■ **EXERCISE OBJECTIVE**
In the data below, find every line that has the string "MAIZ", and copy it.

■ **RECORDS FOR PROCESSING**

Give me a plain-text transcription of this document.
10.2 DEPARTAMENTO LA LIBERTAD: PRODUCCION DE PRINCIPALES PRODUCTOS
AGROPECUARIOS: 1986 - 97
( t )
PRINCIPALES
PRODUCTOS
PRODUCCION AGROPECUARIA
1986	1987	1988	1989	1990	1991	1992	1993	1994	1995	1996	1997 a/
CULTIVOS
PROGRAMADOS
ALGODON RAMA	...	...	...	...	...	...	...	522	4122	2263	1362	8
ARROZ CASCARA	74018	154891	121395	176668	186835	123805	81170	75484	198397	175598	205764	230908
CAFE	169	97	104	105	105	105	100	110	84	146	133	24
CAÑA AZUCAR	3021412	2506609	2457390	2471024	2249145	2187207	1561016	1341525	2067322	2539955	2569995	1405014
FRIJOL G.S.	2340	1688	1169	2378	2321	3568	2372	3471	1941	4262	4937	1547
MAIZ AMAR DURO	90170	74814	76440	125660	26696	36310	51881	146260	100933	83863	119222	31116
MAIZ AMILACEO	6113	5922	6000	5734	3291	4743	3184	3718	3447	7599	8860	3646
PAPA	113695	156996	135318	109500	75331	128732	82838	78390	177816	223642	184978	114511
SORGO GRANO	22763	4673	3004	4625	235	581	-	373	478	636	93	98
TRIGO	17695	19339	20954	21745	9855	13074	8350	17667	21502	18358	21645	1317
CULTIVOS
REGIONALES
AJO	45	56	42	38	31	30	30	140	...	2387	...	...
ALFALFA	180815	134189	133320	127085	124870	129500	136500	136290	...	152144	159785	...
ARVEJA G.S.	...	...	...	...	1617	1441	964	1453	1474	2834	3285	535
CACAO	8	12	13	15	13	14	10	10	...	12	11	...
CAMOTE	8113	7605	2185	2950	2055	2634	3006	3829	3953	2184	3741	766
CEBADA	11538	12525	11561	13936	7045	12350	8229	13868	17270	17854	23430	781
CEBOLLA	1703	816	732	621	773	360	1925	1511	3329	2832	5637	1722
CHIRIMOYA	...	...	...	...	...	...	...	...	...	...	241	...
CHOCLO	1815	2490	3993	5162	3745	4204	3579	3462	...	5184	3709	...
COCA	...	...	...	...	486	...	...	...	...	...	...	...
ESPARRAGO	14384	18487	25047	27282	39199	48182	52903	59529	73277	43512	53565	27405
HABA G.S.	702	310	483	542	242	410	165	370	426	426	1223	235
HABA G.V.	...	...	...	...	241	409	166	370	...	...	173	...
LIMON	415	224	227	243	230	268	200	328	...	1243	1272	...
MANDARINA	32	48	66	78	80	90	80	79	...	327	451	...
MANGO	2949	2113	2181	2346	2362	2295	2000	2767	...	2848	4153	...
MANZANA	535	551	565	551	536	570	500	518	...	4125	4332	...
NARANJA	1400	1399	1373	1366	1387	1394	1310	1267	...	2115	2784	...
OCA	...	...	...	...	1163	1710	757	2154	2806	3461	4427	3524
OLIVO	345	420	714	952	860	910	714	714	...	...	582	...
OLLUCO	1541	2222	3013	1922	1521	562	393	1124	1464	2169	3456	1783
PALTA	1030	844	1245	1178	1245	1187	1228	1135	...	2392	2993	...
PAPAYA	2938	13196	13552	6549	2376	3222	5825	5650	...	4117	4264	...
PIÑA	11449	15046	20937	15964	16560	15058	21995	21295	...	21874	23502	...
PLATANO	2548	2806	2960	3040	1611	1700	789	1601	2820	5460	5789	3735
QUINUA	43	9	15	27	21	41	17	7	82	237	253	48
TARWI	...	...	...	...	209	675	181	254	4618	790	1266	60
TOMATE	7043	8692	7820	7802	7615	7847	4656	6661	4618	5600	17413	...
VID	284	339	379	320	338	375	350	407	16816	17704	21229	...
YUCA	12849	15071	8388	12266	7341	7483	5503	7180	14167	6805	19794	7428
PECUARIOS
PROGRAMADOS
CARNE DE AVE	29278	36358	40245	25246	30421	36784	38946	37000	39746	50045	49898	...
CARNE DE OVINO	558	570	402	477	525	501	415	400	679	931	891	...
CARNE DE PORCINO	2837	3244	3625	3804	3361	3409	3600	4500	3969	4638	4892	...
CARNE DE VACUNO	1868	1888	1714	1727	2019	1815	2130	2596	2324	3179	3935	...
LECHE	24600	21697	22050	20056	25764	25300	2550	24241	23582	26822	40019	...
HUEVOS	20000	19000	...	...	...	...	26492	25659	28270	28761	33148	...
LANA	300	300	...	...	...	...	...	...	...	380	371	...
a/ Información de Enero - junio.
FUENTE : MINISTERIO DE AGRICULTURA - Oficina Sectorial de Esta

■ **TASK SOLUTION**
MAIZ AMAR DURO	90170	74814	76440	125660	26696	36310	51881	146260	100933	83863	119222	31116
MAIZ AMILACEO	6113	5922	6000	5734	3291	4743	3184	3718	3447	7599	8860	3646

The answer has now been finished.